═════ Entries supplied ═════
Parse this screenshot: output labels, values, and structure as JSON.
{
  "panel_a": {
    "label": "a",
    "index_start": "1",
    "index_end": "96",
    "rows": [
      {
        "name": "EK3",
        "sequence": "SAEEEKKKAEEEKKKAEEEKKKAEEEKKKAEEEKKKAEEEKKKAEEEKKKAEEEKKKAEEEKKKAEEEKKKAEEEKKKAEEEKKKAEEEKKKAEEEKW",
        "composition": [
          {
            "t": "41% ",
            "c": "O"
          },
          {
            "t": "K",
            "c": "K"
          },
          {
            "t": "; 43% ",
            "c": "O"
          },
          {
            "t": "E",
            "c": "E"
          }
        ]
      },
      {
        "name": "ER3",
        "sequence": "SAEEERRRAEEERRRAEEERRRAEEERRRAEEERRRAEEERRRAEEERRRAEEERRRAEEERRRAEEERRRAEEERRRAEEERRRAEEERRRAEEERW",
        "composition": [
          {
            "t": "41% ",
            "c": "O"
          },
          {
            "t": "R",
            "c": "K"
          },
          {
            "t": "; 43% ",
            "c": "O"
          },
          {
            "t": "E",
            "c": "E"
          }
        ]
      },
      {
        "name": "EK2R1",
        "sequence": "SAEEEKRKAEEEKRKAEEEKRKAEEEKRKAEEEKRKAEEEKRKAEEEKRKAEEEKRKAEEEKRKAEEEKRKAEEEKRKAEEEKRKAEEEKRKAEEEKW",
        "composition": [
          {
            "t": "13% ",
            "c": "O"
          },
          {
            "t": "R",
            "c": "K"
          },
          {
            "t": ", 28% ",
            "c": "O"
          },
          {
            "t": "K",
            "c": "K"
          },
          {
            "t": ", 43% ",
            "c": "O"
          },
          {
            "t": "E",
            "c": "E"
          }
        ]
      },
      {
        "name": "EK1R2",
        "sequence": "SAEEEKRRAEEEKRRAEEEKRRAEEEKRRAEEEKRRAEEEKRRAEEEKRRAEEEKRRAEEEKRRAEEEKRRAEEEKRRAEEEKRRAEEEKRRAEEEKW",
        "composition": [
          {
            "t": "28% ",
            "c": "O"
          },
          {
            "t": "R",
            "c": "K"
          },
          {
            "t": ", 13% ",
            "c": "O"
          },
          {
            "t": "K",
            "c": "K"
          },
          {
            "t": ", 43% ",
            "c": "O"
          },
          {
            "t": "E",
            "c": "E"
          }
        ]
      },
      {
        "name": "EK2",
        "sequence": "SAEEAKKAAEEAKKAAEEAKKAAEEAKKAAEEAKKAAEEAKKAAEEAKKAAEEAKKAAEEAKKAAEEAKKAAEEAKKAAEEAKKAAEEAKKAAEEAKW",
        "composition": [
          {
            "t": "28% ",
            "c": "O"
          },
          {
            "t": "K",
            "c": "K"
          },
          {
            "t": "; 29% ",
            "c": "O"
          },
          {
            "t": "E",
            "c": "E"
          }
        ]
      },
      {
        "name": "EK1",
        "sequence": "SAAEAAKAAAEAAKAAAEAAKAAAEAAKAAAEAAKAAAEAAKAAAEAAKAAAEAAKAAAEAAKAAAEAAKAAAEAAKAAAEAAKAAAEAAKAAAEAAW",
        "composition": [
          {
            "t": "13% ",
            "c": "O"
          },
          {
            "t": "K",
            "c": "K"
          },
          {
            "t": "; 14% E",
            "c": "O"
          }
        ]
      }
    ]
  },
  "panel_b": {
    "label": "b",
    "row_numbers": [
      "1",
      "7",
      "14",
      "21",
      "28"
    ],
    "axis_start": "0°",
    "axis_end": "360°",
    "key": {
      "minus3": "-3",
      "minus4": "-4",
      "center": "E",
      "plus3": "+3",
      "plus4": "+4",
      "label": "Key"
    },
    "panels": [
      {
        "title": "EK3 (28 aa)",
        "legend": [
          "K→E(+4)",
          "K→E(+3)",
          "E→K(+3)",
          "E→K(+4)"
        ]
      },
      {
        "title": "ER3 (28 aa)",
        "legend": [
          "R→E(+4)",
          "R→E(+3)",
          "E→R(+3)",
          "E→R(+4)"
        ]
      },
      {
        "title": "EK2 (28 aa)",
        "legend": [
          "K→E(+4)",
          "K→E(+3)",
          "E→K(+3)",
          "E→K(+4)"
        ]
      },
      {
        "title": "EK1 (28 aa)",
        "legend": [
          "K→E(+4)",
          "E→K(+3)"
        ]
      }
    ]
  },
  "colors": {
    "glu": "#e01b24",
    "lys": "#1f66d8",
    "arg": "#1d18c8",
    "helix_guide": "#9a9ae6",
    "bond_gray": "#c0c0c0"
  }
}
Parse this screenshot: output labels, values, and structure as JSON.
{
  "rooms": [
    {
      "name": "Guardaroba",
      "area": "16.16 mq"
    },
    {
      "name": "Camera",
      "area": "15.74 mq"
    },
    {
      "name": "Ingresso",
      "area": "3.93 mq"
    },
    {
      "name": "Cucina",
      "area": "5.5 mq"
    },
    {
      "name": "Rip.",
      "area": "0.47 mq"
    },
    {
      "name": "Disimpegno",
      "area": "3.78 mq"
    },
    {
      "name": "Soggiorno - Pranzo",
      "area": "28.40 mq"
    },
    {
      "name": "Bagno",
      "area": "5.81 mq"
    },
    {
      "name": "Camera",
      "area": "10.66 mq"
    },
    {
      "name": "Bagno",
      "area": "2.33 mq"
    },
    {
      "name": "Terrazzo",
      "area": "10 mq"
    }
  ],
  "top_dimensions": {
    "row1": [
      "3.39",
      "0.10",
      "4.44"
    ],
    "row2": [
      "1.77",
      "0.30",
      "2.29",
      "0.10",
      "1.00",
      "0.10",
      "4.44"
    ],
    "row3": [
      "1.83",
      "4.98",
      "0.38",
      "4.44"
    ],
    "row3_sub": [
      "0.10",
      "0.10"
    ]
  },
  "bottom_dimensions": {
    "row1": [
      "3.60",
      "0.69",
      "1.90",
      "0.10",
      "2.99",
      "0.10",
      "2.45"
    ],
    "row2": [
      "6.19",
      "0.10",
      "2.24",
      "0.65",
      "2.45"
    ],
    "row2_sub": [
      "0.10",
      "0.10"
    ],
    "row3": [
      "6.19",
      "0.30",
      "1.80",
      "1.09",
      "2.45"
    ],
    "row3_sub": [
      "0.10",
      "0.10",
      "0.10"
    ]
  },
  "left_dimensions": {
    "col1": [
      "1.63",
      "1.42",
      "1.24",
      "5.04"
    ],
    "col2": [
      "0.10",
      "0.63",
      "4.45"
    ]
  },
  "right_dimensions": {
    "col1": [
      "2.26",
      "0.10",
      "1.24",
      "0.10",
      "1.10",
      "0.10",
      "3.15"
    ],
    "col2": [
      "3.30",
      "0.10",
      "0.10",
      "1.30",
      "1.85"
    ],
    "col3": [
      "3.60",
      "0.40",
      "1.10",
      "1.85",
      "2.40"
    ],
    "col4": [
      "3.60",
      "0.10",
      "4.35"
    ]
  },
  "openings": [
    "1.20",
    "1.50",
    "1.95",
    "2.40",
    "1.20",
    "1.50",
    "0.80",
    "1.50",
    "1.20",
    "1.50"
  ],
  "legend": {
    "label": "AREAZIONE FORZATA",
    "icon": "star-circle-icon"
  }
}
═════
Work instructions
Send back all of the entries exactly, with nothing missing.

Exercise solution
Parse this screenshot: output labels, values, and structure as JSON.
{
  "panel_a": {
    "label": "a",
    "index_start": "1",
    "index_end": "96",
    "rows": [
      {
        "name": "EK3",
        "sequence": "SAEEEKKKAEEEKKKAEEEKKKAEEEKKKAEEEKKKAEEEKKKAEEEKKKAEEEKKKAEEEKKKAEEEKKKAEEEKKKAEEEKKKAEEEKKKAEEEKW",
        "composition": [
          {
            "t": "41% ",
            "c": "O"
          },
          {
            "t": "K",
            "c": "K"
          },
          {
            "t": "; 43% ",
            "c": "O"
          },
          {
            "t": "E",
            "c": "E"
          }
        ]
      },
      {
        "name": "ER3",
        "sequence": "SAEEERRRAEEERRRAEEERRRAEEERRRAEEERRRAEEERRRAEEERRRAEEERRRAEEERRRAEEERRRAEEERRRAEEERRRAEEERRRAEEERW",
        "composition": [
          {
            "t": "41% ",
            "c": "O"
          },
          {
            "t": "R",
            "c": "K"
          },
          {
            "t": "; 43% ",
            "c": "O"
          },
          {
            "t": "E",
            "c": "E"
          }
        ]
      },
      {
        "name": "EK2R1",
        "sequence": "SAEEEKRKAEEEKRKAEEEKRKAEEEKRKAEEEKRKAEEEKRKAEEEKRKAEEEKRKAEEEKRKAEEEKRKAEEEKRKAEEEKRKAEEEKRKAEEEKW",
        "composition": [
          {
            "t": "13% ",
            "c": "O"
          },
          {
            "t": "R",
            "c": "K"
          },
          {
            "t": ", 28% ",
            "c": "O"
          },
          {
            "t": "K",
            "c": "K"
          },
          {
            "t": ", 43% ",
            "c": "O"
          },
          {
            "t": "E",
            "c": "E"
          }
        ]
      },
      {
        "name": "EK1R2",
        "sequence": "SAEEEKRRAEEEKRRAEEEKRRAEEEKRRAEEEKRRAEEEKRRAEEEKRRAEEEKRRAEEEKRRAEEEKRRAEEEKRRAEEEKRRAEEEKRRAEEEKW",
        "composition": [
          {
            "t": "28% ",
            "c": "O"
          },
          {
            "t": "R",
            "c": "K"
          },
          {
            "t": ", 13% ",
            "c": "O"
          },
          {
            "t": "K",
            "c": "K"
          },
          {
            "t": ", 43% ",
            "c": "O"
          },
          {
            "t": "E",
            "c": "E"
          }
        ]
      },
      {
        "name": "EK2",
        "sequence": "SAEEAKKAAEEAKKAAEEAKKAAEEAKKAAEEAKKAAEEAKKAAEEAKKAAEEAKKAAEEAKKAAEEAKKAAEEAKKAAEEAKKAAEEAKKAAEEAKW",
        "composition": [
          {
            "t": "28% ",
            "c": "O"
          },
          {
            "t": "K",
            "c": "K"
          },
          {
            "t": "; 29% ",
            "c": "O"
          },
          {
            "t": "E",
            "c": "E"
          }
        ]
      },
      {
        "name": "EK1",
        "sequence": "SAAEAAKAAAEAAKAAAEAAKAAAEAAKAAAEAAKAAAEAAKAAAEAAKAAAEAAKAAAEAAKAAAEAAKAAAEAAKAAAEAAKAAAEAAKAAAEAAW",
        "composition": [
          {
            "t": "13% ",
            "c": "O"
          },
          {
            "t": "K",
            "c": "K"
          },
          {
            "t": "; 14% E",
            "c": "O"
          }
        ]
      }
    ]
  },
  "panel_b": {
    "label": "b",
    "row_numbers": [
      "1",
      "7",
      "14",
      "21",
      "28"
    ],
    "axis_start": "0°",
    "axis_end": "360°",
    "key": {
      "minus3": "-3",
      "minus4": "-4",
      "center": "E",
      "plus3": "+3",
      "plus4": "+4",
      "label": "Key"
    },
    "panels": [
      {
        "title": "EK3 (28 aa)",
        "legend": [
          "K→E(+4)",
          "K→E(+3)",
          "E→K(+3)",
          "E→K(+4)"
        ]
      },
      {
        "title": "ER3 (28 aa)",
        "legend": [
          "R→E(+4)",
          "R→E(+3)",
          "E→R(+3)",
          "E→R(+4)"
        ]
      },
      {
        "title": "EK2 (28 aa)",
        "legend": [
          "K→E(+4)",
          "K→E(+3)",
          "E→K(+3)",
          "E→K(+4)"
        ]
      },
      {
        "title": "EK1 (28 aa)",
        "legend": [
          "K→E(+4)",
          "E→K(+3)"
        ]
      }
    ]
  },
  "colors": {
    "glu": "#e01b24",
    "lys": "#1f66d8",
    "arg": "#1d18c8",
    "helix_guide": "#9a9ae6",
    "bond_gray": "#c0c0c0"
  }
}
Parse this screenshot: output labels, values, and structure as JSON.
{
  "rooms": [
    {
      "name": "Guardaroba",
      "area": "16.16 mq"
    },
    {
      "name": "Camera",
      "area": "15.74 mq"
    },
    {
      "name": "Ingresso",
      "area": "3.93 mq"
    },
    {
      "name": "Cucina",
      "area": "5.5 mq"
    },
    {
      "name": "Rip.",
      "area": "0.47 mq"
    },
    {
      "name": "Disimpegno",
      "area": "3.78 mq"
    },
    {
      "name": "Soggiorno - Pranzo",
      "area": "28.40 mq"
    },
    {
      "name": "Bagno",
      "area": "5.81 mq"
    },
    {
      "name": "Camera",
      "area": "10.66 mq"
    },
    {
      "name": "Bagno",
      "area": "2.33 mq"
    },
    {
      "name": "Terrazzo",
      "area": "10 mq"
    }
  ],
  "top_dimensions": {
    "row1": [
      "3.39",
      "0.10",
      "4.44"
    ],
    "row2": [
      "1.77",
      "0.30",
      "2.29",
      "0.10",
      "1.00",
      "0.10",
      "4.44"
    ],
    "row3": [
      "1.83",
      "4.98",
      "0.38",
      "4.44"
    ],
    "row3_sub": [
      "0.10",
      "0.10"
    ]
  },
  "bottom_dimensions": {
    "row1": [
      "3.60",
      "0.69",
      "1.90",
      "0.10",
      "2.99",
      "0.10",
      "2.45"
    ],
    "row2": [
      "6.19",
      "0.10",
      "2.24",
      "0.65",
      "2.45"
    ],
    "row2_sub": [
      "0.10",
      "0.10"
    ],
    "row3": [
      "6.19",
      "0.30",
      "1.80",
      "1.09",
      "2.45"
    ],
    "row3_sub": [
      "0.10",
      "0.10",
      "0.10"
    ]
  },
  "left_dimensions": {
    "col1": [
      "1.63",
      "1.42",
      "1.24",
      "5.04"
    ],
    "col2": [
      "0.10",
      "0.63",
      "4.45"
    ]
  },
  "right_dimensions": {
    "col1": [
      "2.26",
      "0.10",
      "1.24",
      "0.10",
      "1.10",
      "0.10",
      "3.15"
    ],
    "col2": [
      "3.30",
      "0.10",
      "0.10",
      "1.30",
      "1.85"
    ],
    "col3": [
      "3.60",
      "0.40",
      "1.10",
      "1.85",
      "2.40"
    ],
    "col4": [
      "3.60",
      "0.10",
      "4.35"
    ]
  },
  "openings": [
    "1.20",
    "1.50",
    "1.95",
    "2.40",
    "1.20",
    "1.50",
    "0.80",
    "1.50",
    "1.20",
    "1.50"
  ],
  "legend": {
    "label": "AREAZIONE FORZATA",
    "icon": "star-circle-icon"
  }
}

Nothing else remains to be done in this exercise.